▶ [Written instruction]
What lines of the data include the string "subtitle"? Copy them all.
»»
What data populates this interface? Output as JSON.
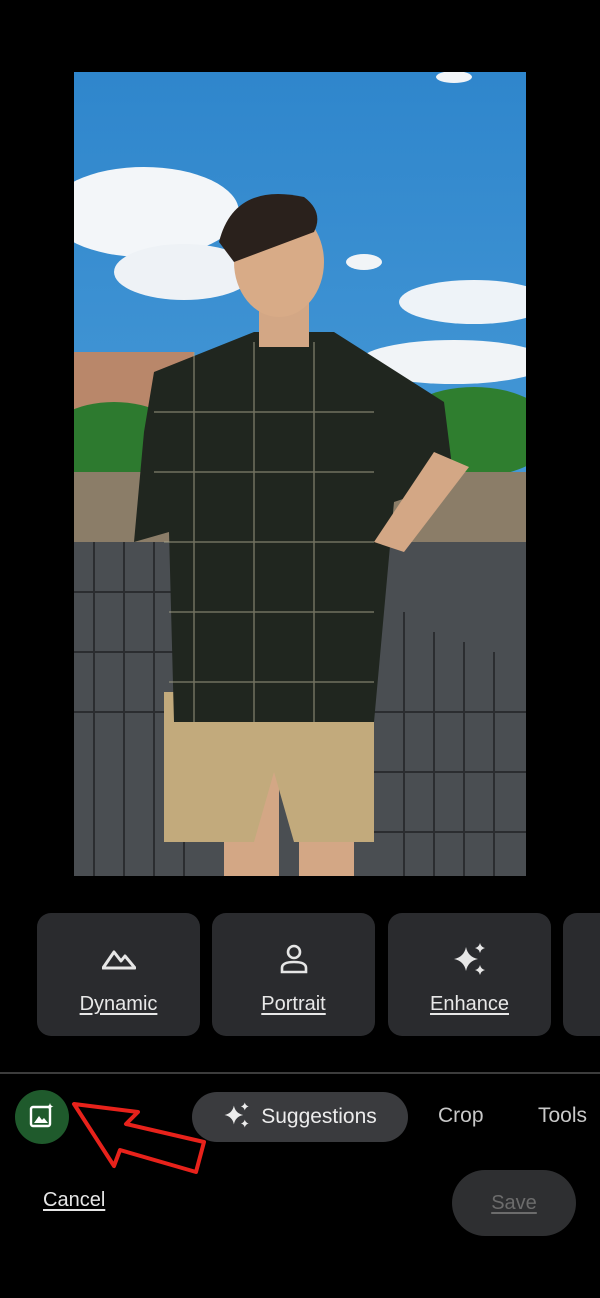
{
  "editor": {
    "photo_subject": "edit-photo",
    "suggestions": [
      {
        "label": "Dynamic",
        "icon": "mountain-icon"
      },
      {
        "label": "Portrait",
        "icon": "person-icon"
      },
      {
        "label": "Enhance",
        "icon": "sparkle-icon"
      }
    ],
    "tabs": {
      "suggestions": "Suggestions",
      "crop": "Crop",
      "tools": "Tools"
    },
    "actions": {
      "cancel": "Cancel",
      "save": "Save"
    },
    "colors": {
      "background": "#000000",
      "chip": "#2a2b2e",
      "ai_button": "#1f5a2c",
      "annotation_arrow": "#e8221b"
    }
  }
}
««
»»
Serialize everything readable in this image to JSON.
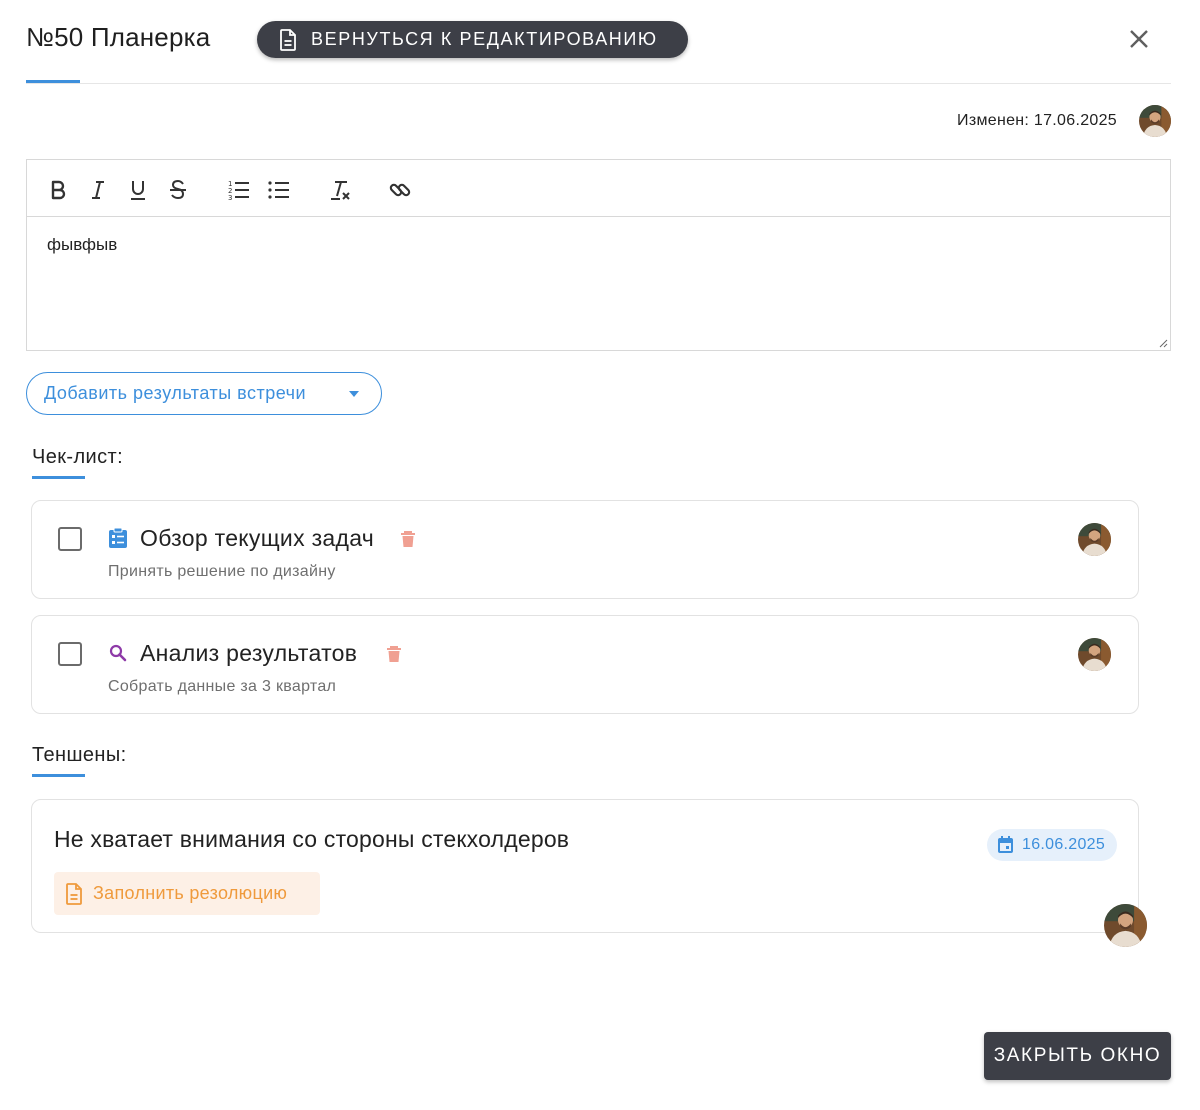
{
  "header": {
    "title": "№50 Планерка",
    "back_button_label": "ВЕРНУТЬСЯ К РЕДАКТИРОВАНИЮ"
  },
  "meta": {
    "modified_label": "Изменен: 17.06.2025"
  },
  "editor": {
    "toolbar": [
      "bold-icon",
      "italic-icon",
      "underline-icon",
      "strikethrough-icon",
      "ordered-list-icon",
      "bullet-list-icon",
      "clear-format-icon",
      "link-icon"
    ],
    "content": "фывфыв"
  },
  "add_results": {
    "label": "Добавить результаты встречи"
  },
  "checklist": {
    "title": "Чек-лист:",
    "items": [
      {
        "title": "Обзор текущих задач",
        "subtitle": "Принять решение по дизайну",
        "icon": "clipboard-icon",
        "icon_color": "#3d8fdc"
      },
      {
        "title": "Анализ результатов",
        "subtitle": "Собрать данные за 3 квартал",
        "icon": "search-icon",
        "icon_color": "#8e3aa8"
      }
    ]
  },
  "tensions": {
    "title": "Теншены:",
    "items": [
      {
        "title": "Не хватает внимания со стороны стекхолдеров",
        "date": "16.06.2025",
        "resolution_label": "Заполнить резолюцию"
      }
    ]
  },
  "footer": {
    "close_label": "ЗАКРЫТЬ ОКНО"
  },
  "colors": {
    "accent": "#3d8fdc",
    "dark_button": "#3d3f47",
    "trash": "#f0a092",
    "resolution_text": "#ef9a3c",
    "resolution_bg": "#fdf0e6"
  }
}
««
▶ [Reply to the task]
        "subtitle": "Принять решение по дизайну",
        "subtitle": "Собрать данные за 3 квартал",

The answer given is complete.